Select all lines with the string "Throws" in them, and copy those lines.
--------------------
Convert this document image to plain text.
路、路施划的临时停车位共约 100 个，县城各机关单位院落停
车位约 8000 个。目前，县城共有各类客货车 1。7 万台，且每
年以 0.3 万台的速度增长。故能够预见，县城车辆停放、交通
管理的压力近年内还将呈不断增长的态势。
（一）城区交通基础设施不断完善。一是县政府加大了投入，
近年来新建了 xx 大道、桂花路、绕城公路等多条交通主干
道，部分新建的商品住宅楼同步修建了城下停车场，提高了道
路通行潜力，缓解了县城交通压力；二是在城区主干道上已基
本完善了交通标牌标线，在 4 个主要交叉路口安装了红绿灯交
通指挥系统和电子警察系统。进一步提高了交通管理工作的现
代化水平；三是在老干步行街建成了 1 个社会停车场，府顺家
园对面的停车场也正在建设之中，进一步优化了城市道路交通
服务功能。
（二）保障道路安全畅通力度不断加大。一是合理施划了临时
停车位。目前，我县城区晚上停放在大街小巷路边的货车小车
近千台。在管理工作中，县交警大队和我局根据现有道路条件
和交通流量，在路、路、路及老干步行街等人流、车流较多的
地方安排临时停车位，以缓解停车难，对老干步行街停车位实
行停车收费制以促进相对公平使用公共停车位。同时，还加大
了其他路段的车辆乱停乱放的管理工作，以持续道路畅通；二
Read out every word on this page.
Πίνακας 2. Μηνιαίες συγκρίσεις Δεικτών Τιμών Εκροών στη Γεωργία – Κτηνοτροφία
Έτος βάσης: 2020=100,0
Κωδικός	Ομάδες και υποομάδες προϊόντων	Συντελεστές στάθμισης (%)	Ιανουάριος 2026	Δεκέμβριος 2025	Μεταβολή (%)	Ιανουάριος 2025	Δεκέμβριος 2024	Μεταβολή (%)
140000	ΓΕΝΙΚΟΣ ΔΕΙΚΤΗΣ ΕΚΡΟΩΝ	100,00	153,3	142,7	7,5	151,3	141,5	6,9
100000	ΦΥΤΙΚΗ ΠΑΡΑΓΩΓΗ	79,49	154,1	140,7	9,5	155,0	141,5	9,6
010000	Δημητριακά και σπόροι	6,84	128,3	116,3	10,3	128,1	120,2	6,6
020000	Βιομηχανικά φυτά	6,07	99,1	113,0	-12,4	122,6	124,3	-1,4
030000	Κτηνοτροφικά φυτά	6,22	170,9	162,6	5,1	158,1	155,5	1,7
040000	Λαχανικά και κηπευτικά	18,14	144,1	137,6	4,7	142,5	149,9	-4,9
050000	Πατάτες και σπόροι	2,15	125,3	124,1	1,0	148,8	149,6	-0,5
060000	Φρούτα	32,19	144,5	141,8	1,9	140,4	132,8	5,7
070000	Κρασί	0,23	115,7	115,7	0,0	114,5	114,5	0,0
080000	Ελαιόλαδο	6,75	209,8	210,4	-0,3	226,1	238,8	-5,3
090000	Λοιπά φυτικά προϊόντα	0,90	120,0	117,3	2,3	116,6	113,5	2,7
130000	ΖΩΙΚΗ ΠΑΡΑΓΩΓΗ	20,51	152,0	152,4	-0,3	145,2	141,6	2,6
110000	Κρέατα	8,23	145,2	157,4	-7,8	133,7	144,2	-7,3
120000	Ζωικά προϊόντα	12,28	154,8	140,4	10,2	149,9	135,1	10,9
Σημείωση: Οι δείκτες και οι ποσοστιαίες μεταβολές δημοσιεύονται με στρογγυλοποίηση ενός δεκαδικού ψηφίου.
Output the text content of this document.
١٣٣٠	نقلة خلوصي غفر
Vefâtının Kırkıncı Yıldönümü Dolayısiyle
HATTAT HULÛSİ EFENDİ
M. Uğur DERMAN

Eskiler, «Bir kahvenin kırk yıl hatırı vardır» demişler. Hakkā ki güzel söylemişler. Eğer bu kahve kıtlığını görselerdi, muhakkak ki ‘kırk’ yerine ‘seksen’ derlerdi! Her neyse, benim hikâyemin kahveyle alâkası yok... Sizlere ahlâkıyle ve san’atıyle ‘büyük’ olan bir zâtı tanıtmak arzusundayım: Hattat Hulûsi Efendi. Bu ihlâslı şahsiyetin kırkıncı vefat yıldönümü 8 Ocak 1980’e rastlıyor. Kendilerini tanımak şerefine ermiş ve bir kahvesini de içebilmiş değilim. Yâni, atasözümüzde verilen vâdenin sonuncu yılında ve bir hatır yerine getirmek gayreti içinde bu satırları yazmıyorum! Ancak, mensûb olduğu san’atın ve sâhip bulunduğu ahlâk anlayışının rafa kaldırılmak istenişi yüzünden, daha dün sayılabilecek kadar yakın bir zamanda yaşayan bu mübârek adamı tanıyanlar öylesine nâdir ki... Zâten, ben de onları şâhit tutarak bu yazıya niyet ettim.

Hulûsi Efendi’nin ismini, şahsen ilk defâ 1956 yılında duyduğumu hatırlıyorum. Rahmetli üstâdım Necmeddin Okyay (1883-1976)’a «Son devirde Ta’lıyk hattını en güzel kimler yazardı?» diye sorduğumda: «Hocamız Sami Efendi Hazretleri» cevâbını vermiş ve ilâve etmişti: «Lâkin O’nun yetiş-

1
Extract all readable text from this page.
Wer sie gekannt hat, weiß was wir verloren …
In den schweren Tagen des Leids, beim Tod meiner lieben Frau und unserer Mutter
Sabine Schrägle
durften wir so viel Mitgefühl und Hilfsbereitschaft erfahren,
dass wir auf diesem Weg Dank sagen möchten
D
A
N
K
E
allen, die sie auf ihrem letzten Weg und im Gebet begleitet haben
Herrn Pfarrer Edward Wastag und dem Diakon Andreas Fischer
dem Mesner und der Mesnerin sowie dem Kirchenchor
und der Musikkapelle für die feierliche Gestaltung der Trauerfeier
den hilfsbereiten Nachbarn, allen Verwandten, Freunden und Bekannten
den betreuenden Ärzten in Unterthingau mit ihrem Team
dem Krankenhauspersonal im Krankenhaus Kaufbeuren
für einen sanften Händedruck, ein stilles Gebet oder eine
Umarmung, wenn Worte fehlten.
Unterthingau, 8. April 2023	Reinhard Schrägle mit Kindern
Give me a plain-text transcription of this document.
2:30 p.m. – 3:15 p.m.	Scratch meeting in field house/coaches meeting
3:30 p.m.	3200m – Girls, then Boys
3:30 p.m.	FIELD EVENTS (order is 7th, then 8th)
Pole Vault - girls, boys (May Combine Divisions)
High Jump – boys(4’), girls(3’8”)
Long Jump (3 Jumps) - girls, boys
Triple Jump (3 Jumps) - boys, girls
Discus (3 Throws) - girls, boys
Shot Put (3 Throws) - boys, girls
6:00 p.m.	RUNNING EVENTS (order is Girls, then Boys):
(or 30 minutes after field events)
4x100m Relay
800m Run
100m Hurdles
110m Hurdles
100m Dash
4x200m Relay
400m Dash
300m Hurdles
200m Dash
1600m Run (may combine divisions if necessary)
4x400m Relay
--------------------
= SOLUTION TO THE PROBLEM =
Discus (3 Throws) - girls, boys
Shot Put (3 Throws) - boys, girls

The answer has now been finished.